* _TASK GOAL_:
Please print all of the material below, word for word.

Data records
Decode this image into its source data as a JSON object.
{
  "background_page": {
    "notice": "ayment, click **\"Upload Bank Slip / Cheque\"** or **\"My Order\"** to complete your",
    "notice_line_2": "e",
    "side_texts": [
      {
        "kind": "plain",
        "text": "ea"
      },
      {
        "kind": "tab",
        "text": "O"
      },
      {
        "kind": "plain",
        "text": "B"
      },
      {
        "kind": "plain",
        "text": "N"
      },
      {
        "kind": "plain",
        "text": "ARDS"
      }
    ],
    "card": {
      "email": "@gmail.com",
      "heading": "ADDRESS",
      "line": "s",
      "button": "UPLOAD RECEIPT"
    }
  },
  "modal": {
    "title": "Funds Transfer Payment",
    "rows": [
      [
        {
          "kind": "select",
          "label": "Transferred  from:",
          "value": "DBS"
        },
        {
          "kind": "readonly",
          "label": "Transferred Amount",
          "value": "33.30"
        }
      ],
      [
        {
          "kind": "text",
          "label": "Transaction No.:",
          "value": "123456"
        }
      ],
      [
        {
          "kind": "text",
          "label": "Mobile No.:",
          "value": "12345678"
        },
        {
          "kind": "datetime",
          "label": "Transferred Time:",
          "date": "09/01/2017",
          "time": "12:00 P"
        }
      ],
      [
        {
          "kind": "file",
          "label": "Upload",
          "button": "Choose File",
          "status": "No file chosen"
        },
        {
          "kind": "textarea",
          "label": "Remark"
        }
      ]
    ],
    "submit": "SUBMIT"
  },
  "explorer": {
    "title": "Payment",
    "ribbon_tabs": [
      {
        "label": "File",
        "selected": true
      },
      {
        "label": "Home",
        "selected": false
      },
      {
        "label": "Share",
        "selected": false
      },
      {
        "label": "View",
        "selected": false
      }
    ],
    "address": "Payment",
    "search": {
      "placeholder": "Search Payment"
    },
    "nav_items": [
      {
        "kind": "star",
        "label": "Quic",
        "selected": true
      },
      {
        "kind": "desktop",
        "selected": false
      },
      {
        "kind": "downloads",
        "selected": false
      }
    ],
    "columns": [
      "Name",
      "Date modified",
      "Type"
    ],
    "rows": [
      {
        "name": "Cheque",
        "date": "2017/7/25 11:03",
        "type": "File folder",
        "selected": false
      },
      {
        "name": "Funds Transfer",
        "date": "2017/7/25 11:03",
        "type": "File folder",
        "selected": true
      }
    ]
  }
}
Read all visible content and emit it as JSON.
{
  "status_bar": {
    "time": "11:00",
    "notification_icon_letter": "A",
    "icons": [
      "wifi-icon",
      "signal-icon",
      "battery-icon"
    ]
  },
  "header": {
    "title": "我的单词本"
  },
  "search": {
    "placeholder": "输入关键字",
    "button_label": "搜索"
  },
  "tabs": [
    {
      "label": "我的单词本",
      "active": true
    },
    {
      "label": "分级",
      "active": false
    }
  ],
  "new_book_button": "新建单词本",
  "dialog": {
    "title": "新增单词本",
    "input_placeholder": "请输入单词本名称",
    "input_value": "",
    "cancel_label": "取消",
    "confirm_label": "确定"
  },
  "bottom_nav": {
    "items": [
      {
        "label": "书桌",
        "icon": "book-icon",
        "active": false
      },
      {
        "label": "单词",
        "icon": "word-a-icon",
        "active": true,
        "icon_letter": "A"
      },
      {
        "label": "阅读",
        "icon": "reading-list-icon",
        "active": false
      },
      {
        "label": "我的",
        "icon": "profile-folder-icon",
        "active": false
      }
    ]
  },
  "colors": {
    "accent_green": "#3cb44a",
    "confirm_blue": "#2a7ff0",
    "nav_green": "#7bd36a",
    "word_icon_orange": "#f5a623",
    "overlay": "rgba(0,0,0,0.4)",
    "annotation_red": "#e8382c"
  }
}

* _EXPECTED OUTPUT_:
Decode this image into its source data as a JSON object.
{
  "background_page": {
    "notice": "ayment, click **\"Upload Bank Slip / Cheque\"** or **\"My Order\"** to complete your",
    "notice_line_2": "e",
    "side_texts": [
      {
        "kind": "plain",
        "text": "ea"
      },
      {
        "kind": "tab",
        "text": "O"
      },
      {
        "kind": "plain",
        "text": "B"
      },
      {
        "kind": "plain",
        "text": "N"
      },
      {
        "kind": "plain",
        "text": "ARDS"
      }
    ],
    "card": {
      "email": "@gmail.com",
      "heading": "ADDRESS",
      "line": "s",
      "button": "UPLOAD RECEIPT"
    }
  },
  "modal": {
    "title": "Funds Transfer Payment",
    "rows": [
      [
        {
          "kind": "select",
          "label": "Transferred  from:",
          "value": "DBS"
        },
        {
          "kind": "readonly",
          "label": "Transferred Amount",
          "value": "33.30"
        }
      ],
      [
        {
          "kind": "text",
          "label": "Transaction No.:",
          "value": "123456"
        }
      ],
      [
        {
          "kind": "text",
          "label": "Mobile No.:",
          "value": "12345678"
        },
        {
          "kind": "datetime",
          "label": "Transferred Time:",
          "date": "09/01/2017",
          "time": "12:00 P"
        }
      ],
      [
        {
          "kind": "file",
          "label": "Upload",
          "button": "Choose File",
          "status": "No file chosen"
        },
        {
          "kind": "textarea",
          "label": "Remark"
        }
      ]
    ],
    "submit": "SUBMIT"
  },
  "explorer": {
    "title": "Payment",
    "ribbon_tabs": [
      {
        "label": "File",
        "selected": true
      },
      {
        "label": "Home",
        "selected": false
      },
      {
        "label": "Share",
        "selected": false
      },
      {
        "label": "View",
        "selected": false
      }
    ],
    "address": "Payment",
    "search": {
      "placeholder": "Search Payment"
    },
    "nav_items": [
      {
        "kind": "star",
        "label": "Quic",
        "selected": true
      },
      {
        "kind": "desktop",
        "selected": false
      },
      {
        "kind": "downloads",
        "selected": false
      }
    ],
    "columns": [
      "Name",
      "Date modified",
      "Type"
    ],
    "rows": [
      {
        "name": "Cheque",
        "date": "2017/7/25 11:03",
        "type": "File folder",
        "selected": false
      },
      {
        "name": "Funds Transfer",
        "date": "2017/7/25 11:03",
        "type": "File folder",
        "selected": true
      }
    ]
  }
}
Read all visible content and emit it as JSON.
{
  "status_bar": {
    "time": "11:00",
    "notification_icon_letter": "A",
    "icons": [
      "wifi-icon",
      "signal-icon",
      "battery-icon"
    ]
  },
  "header": {
    "title": "我的单词本"
  },
  "search": {
    "placeholder": "输入关键字",
    "button_label": "搜索"
  },
  "tabs": [
    {
      "label": "我的单词本",
      "active": true
    },
    {
      "label": "分级",
      "active": false
    }
  ],
  "new_book_button": "新建单词本",
  "dialog": {
    "title": "新增单词本",
    "input_placeholder": "请输入单词本名称",
    "input_value": "",
    "cancel_label": "取消",
    "confirm_label": "确定"
  },
  "bottom_nav": {
    "items": [
      {
        "label": "书桌",
        "icon": "book-icon",
        "active": false
      },
      {
        "label": "单词",
        "icon": "word-a-icon",
        "active": true,
        "icon_letter": "A"
      },
      {
        "label": "阅读",
        "icon": "reading-list-icon",
        "active": false
      },
      {
        "label": "我的",
        "icon": "profile-folder-icon",
        "active": false
      }
    ]
  },
  "colors": {
    "accent_green": "#3cb44a",
    "confirm_blue": "#2a7ff0",
    "nav_green": "#7bd36a",
    "word_icon_orange": "#f5a623",
    "overlay": "rgba(0,0,0,0.4)",
    "annotation_red": "#e8382c"
  }
}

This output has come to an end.